» Task goal
Determine which lines of the records include the word "What", and copy them.

══ Records for the task ══

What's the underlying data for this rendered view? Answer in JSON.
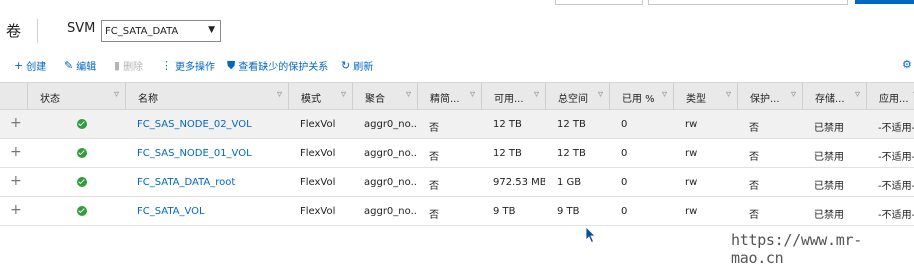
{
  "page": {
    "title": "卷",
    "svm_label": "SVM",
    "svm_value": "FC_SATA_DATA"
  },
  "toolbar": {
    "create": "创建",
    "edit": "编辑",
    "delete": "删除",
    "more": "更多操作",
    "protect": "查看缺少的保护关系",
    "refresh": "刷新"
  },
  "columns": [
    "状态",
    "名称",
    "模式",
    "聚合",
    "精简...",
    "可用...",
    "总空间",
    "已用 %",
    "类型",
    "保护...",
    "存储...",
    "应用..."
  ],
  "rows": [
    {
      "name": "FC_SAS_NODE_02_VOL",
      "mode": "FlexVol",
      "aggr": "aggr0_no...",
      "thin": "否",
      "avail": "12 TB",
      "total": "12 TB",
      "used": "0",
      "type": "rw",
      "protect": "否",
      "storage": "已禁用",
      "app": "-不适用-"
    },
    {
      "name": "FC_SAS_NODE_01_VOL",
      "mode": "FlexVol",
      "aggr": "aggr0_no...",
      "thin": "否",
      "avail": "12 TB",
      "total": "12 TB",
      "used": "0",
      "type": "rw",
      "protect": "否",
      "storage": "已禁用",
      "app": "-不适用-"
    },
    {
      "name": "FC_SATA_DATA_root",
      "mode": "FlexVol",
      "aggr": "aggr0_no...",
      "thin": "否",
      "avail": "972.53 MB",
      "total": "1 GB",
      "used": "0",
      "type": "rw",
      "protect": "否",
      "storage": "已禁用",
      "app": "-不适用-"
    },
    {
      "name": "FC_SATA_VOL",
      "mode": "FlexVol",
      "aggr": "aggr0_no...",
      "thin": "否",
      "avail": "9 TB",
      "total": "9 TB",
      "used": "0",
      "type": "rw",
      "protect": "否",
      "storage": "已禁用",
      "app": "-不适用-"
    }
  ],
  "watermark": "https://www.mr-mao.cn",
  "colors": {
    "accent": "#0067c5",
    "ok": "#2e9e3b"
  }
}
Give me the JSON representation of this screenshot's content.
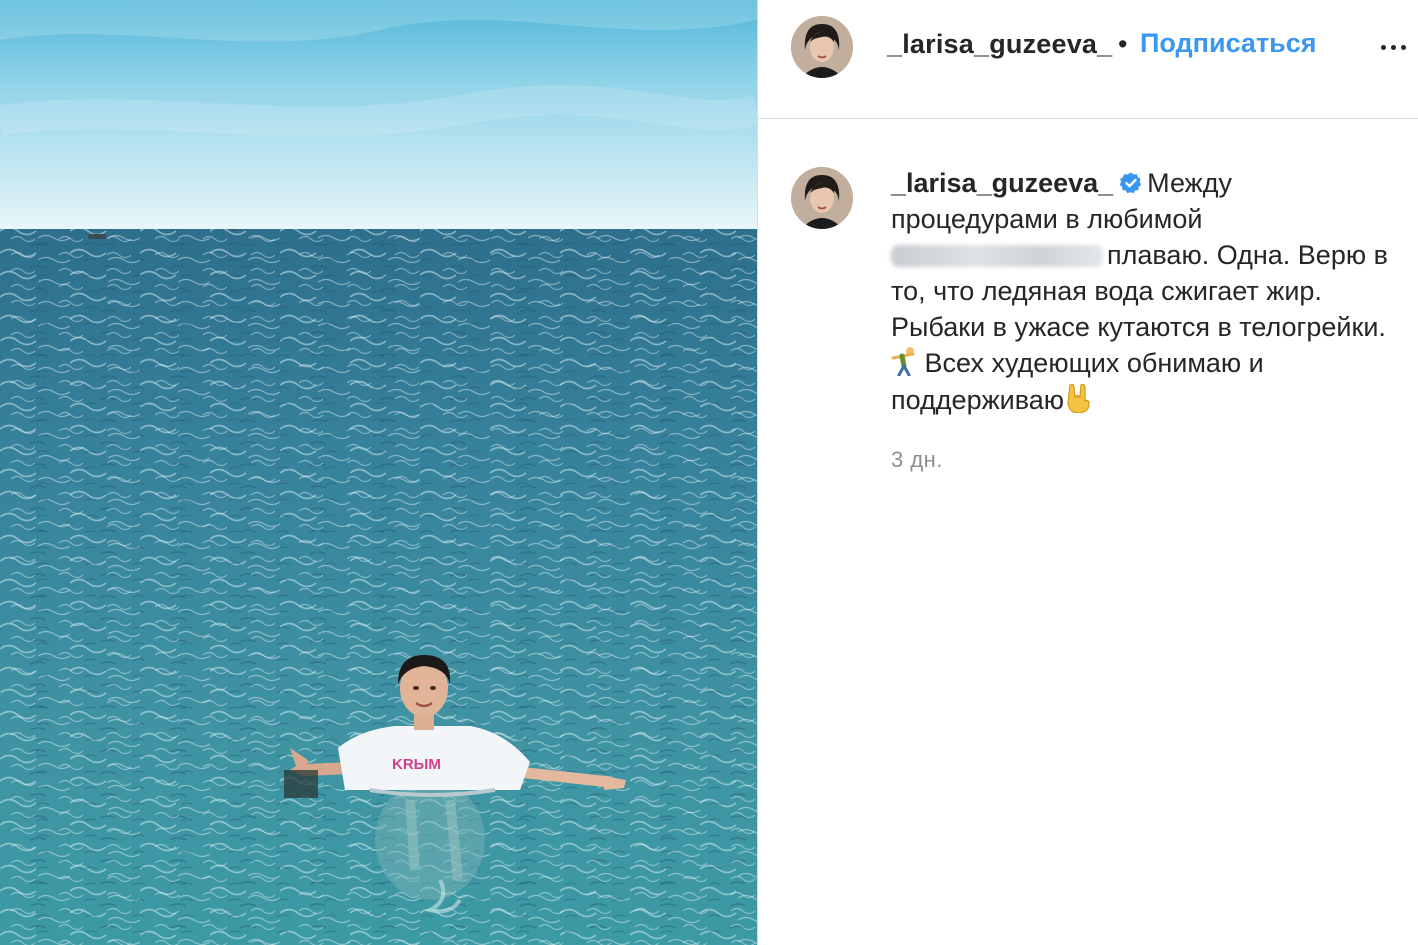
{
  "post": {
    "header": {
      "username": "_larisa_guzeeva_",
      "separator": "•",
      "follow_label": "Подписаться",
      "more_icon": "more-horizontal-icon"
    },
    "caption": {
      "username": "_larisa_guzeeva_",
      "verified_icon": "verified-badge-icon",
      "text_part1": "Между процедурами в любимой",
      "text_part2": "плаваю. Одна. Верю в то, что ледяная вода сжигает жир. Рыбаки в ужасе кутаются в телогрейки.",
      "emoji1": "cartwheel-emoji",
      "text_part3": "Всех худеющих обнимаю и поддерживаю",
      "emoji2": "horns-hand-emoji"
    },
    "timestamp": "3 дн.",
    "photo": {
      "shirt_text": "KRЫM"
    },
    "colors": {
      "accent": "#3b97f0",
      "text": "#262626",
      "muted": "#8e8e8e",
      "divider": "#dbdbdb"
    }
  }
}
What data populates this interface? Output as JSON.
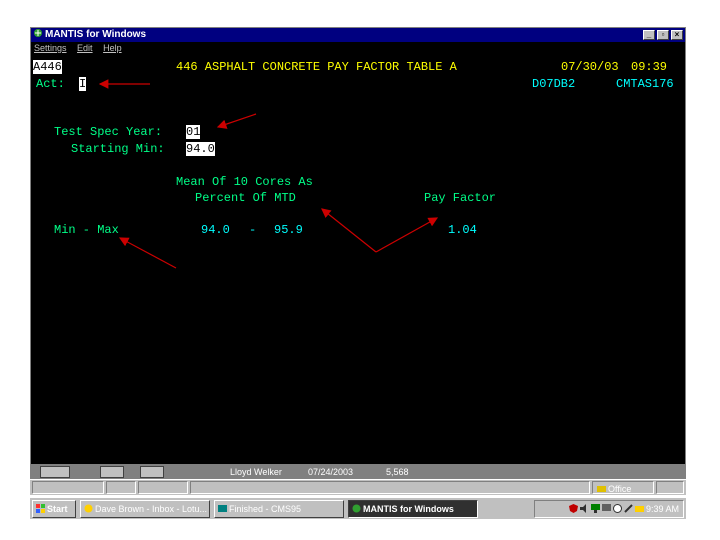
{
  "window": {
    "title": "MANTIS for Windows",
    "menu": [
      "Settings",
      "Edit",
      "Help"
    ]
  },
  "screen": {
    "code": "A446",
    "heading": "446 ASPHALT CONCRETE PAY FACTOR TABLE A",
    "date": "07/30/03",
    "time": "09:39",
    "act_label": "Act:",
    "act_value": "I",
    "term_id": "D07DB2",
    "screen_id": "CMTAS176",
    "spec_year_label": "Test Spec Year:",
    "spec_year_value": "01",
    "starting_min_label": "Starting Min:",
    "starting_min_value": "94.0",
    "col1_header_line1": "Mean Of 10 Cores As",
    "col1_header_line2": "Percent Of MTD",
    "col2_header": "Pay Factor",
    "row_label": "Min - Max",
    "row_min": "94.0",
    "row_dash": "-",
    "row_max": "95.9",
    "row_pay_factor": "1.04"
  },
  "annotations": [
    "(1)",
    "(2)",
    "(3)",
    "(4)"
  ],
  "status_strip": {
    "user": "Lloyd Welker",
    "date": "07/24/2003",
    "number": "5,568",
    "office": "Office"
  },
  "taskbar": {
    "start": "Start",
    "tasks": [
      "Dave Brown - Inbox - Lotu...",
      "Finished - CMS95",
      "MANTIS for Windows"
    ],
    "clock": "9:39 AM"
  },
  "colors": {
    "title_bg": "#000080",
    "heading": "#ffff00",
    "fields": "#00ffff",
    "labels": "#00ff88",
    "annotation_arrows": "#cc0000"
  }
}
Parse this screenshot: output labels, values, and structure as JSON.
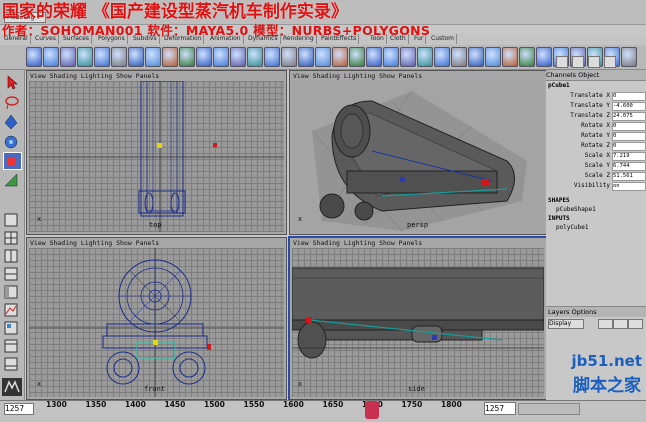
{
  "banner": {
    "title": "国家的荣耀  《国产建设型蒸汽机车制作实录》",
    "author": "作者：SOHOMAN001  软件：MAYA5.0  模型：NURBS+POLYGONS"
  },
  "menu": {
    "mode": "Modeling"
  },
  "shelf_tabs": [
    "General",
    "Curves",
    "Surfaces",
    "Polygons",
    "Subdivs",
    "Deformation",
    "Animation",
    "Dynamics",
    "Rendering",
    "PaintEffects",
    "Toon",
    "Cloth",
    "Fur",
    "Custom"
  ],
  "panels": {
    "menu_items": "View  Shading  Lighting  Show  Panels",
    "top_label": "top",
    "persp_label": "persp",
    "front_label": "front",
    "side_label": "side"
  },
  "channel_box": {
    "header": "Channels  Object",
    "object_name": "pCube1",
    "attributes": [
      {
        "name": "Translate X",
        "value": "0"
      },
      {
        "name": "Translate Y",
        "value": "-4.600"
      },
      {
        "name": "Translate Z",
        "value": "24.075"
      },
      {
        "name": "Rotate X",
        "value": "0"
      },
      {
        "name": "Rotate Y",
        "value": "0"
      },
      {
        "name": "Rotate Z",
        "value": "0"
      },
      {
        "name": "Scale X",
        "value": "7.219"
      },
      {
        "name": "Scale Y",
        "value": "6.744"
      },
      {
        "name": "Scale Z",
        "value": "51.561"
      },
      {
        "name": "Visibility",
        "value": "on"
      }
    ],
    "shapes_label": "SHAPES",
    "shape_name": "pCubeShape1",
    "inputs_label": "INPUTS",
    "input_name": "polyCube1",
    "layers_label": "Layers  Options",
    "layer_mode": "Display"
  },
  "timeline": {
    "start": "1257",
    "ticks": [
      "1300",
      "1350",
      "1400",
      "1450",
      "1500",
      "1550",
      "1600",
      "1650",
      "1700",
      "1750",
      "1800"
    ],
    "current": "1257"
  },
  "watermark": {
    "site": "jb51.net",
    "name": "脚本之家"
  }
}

═══
══ Records for the task ══

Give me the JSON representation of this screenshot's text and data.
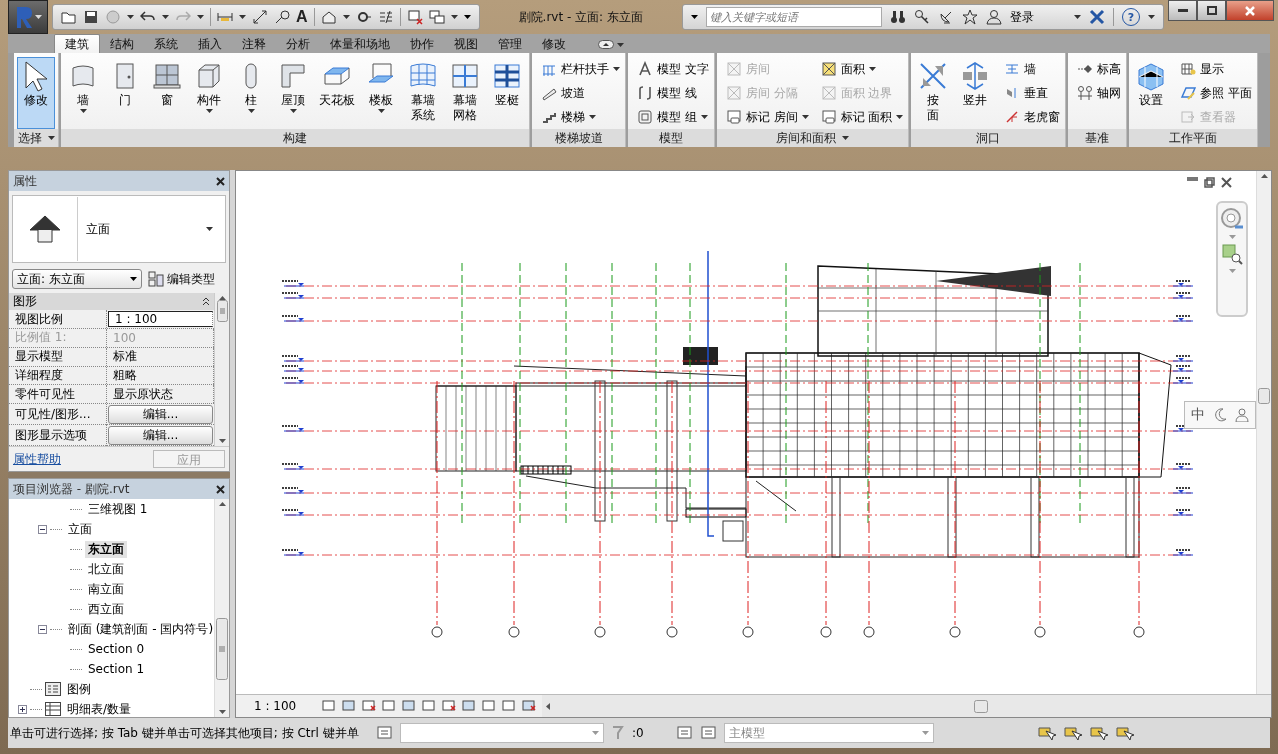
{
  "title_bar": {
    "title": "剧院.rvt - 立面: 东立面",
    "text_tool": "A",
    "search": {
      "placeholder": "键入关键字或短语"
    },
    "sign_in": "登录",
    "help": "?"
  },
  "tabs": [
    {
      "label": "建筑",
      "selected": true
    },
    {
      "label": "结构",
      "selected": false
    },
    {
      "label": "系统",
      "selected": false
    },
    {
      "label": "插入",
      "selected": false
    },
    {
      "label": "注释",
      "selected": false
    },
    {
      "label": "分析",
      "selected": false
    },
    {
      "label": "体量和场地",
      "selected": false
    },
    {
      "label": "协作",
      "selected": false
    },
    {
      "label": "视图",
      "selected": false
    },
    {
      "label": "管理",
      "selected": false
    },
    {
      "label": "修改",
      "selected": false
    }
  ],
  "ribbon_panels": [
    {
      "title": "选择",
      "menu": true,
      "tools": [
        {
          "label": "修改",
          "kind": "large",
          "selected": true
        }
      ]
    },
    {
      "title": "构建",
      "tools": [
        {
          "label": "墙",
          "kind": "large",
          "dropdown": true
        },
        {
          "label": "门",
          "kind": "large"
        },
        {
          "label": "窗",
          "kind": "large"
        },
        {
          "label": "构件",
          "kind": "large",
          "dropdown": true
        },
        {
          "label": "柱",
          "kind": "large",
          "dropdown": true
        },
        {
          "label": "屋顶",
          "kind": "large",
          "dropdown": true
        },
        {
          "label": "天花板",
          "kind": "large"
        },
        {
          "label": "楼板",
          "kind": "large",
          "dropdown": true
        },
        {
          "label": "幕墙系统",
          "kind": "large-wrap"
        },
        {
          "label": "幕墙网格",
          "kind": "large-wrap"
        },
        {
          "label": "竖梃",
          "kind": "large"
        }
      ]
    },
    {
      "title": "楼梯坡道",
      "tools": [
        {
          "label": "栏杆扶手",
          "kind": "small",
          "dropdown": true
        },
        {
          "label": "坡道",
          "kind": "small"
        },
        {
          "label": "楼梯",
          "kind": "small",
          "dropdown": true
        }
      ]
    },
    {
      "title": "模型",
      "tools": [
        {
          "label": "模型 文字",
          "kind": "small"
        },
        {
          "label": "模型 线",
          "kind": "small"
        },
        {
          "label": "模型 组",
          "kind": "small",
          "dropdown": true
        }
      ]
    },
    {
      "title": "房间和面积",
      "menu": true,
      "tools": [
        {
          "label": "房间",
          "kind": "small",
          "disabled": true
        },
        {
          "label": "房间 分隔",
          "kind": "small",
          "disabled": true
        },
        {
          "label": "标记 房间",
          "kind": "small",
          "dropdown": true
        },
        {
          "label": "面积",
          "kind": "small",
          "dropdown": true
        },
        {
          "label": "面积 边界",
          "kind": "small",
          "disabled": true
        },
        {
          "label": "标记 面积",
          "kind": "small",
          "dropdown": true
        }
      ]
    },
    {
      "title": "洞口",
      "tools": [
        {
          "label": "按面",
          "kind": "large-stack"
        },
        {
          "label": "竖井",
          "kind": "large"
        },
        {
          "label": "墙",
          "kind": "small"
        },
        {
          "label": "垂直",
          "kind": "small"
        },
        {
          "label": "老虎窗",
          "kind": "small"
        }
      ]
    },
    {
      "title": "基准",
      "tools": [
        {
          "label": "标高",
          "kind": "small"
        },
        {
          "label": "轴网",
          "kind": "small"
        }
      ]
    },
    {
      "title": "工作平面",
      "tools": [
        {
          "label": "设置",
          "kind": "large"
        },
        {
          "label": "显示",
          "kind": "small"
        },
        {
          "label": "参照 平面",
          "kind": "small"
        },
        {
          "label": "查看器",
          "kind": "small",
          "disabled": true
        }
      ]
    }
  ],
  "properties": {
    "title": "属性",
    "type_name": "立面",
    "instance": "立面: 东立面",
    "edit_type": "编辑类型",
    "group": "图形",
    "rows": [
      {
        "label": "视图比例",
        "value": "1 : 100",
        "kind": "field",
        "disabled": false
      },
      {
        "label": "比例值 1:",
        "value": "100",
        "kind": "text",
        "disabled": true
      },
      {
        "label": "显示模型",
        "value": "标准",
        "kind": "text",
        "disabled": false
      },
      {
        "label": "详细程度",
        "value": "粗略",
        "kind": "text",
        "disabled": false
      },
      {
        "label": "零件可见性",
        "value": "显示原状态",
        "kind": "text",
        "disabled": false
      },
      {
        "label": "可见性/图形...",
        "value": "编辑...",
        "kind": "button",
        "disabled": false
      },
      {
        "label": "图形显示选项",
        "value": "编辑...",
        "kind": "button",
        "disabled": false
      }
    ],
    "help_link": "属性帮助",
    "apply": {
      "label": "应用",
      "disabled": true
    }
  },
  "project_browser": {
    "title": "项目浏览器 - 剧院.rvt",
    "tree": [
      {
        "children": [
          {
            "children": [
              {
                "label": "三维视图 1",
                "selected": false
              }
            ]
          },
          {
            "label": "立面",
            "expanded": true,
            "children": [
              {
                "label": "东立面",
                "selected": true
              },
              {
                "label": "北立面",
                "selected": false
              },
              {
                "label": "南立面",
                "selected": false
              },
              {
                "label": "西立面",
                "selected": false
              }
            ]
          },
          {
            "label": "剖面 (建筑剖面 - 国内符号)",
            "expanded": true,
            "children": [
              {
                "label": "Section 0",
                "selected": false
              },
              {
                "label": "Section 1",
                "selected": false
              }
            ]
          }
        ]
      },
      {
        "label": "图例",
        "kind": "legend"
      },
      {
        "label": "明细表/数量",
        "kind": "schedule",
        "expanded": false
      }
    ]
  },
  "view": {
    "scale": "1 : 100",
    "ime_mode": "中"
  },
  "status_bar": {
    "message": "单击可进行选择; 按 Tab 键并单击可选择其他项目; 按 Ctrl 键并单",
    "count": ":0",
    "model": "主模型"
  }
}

═══

» Final answer
What's the underlying data for this rendered view? Answer in JSON.
What data populates this interface? Output as JSON.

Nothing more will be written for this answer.